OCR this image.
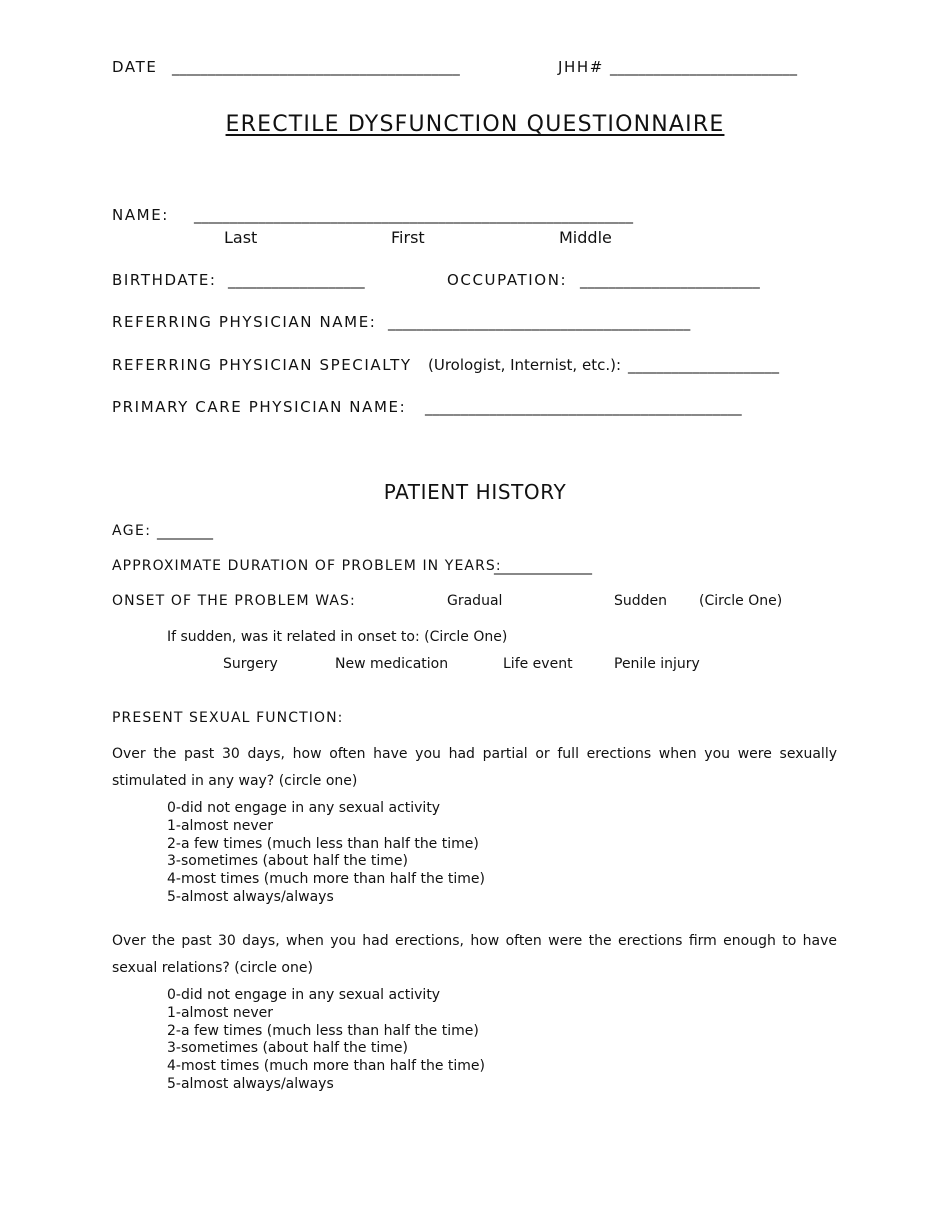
DATE ________________________________________	JHH# __________________________
ERECTILE DYSFUNCTION QUESTIONNAIRE
NAME: _____________________________________________________________
Last	First	Middle
BIRTHDATE: ___________________	OCCUPATION: _________________________
REFERRING PHYSICIAN NAME: __________________________________________
REFERRING PHYSICIAN SPECIALTY (Urologist, Internist, etc.): _____________________
PRIMARY CARE PHYSICIAN NAME: ____________________________________________
PATIENT HISTORY
AGE: ________
APPROXIMATE DURATION OF PROBLEM IN YEARS:
______________
ONSET OF THE PROBLEM WAS:	Gradual	Sudden (Circle One)
If sudden, was it related in onset to: (Circle One)
Surgery	New medication	Life event	Penile injury
PRESENT SEXUAL FUNCTION:
Over the past 30 days, how often have you had partial or full erections when you were sexually stimulated in any way? (circle one)
0-did not engage in any sexual activity
1-almost never
2-a few times (much less than half the time)
3-sometimes (about half the time)
4-most times (much more than half the time)
5-almost always/always
Over the past 30 days, when you had erections, how often were the erections firm enough to have sexual relations? (circle one)
0-did not engage in any sexual activity
1-almost never
2-a few times (much less than half the time)
3-sometimes (about half the time)
4-most times (much more than half the time)
5-almost always/always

**EXERCISE TASK**
Which lines above hold the word "PHYSICIAN"? Copy each of them.

**OUTPUT FOR THIS TASK**
REFERRING PHYSICIAN NAME: __________________________________________
REFERRING PHYSICIAN SPECIALTY (Urologist, Internist, etc.): _____________________
PRIMARY CARE PHYSICIAN NAME: ____________________________________________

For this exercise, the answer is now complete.